◆ **Exercise directions**
Give the count of lines in the data that include "условия", with no other words.

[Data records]
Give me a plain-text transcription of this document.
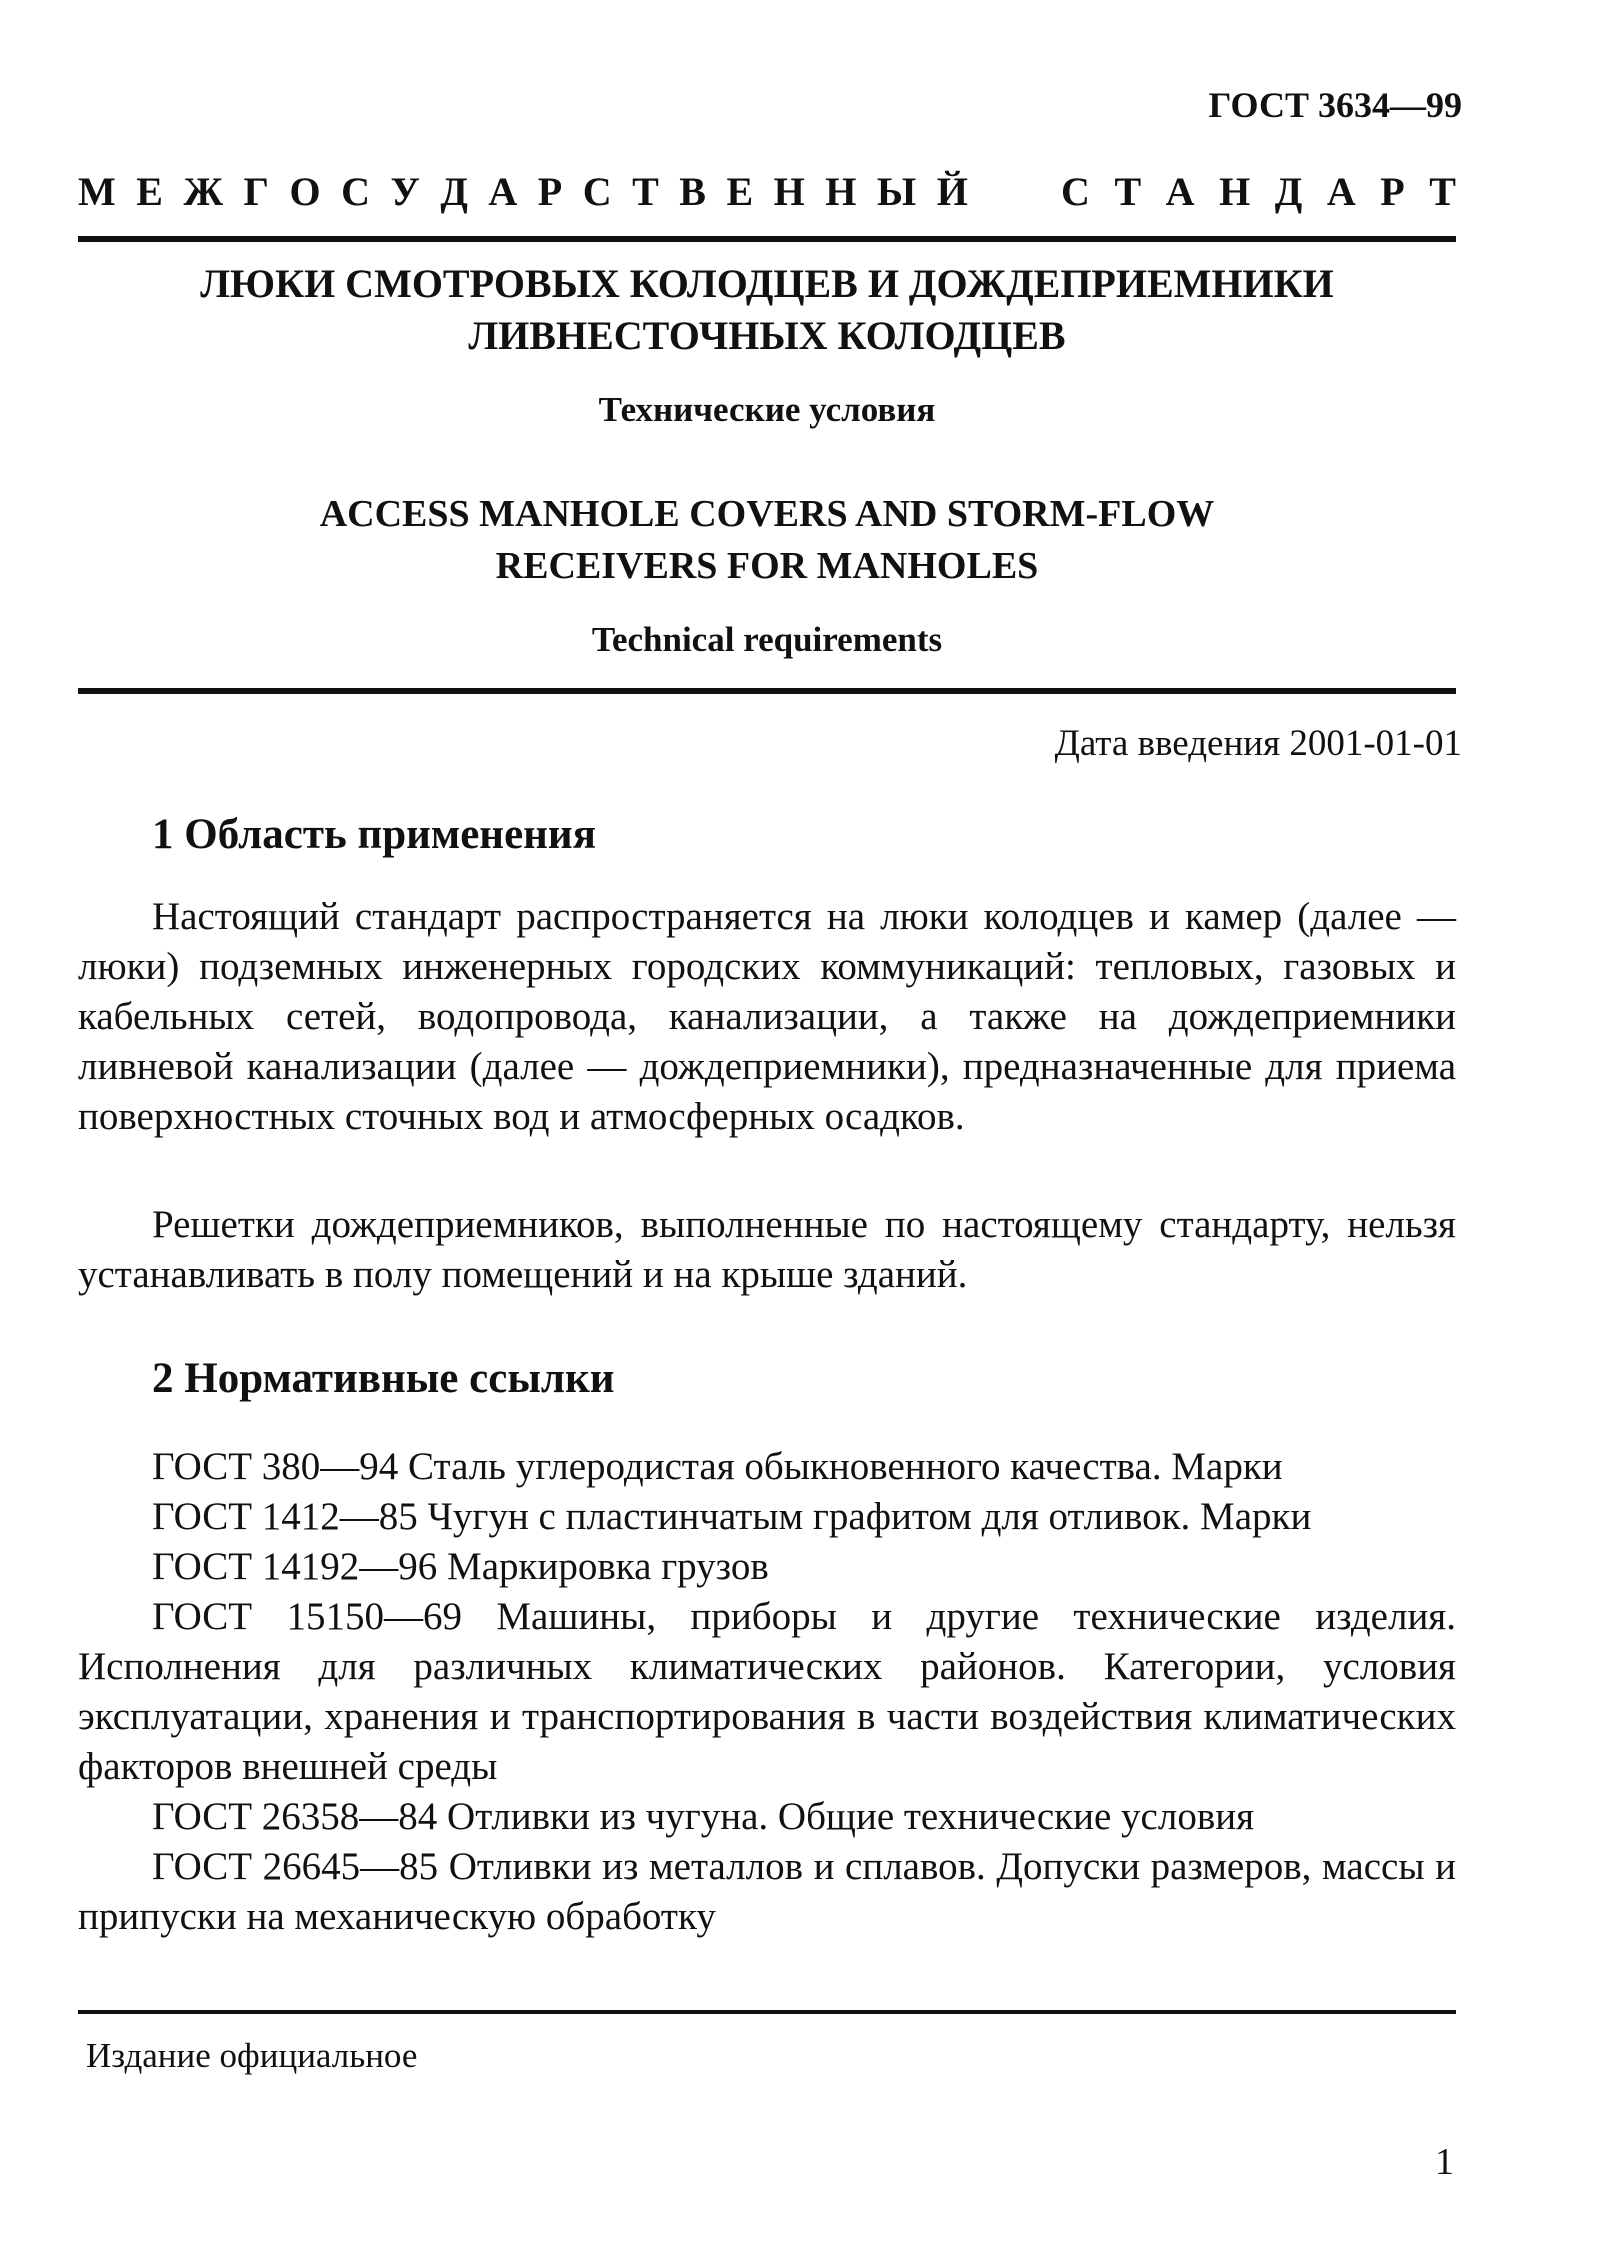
ГОСТ 3634—99
М Е Ж Г О С У Д А Р С Т В Е Н Н Ы Й С Т А Н Д А Р Т
ЛЮКИ СМОТРОВЫХ КОЛОДЦЕВ И ДОЖДЕПРИЕМНИКИ
ЛИВНЕСТОЧНЫХ КОЛОДЦЕВ
Технические условия
ACCESS MANHOLE COVERS AND STORM-FLOW
RECEIVERS FOR MANHOLES
Technical requirements
Дата введения 2001-01-01
1 Область применения

Настоящий стандарт распространяется на люки колодцев и камер (далее — люки) подземных инженерных городских коммуникаций: тепловых, газовых и кабельных сетей, водопровода, канализации, а также на дождеприемники ливневой канализации (далее — дождеприемники), предназначенные для приема поверхностных сточных вод и атмосферных осадков.

Решетки дождеприемников, выполненные по настоящему стандарту, нельзя устанавливать в полу помещений и на крыше зданий.

2 Нормативные ссылки

ГОСТ 380—94 Сталь углеродистая обыкновенного качества. Марки

ГОСТ 1412—85 Чугун с пластинчатым графитом для отливок. Марки

ГОСТ 14192—96 Маркировка грузов

ГОСТ 15150—69 Машины, приборы и другие технические изделия. Исполнения для различных климатических районов. Категории, условия эксплуатации, хранения и транспортирования в части воздействия климатических факторов внешней среды

ГОСТ 26358—84 Отливки из чугуна. Общие технические условия

ГОСТ 26645—85 Отливки из металлов и сплавов. Допуски размеров, массы и припуски на механическую обработку

Издание официальное
1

◆ **Final result**
3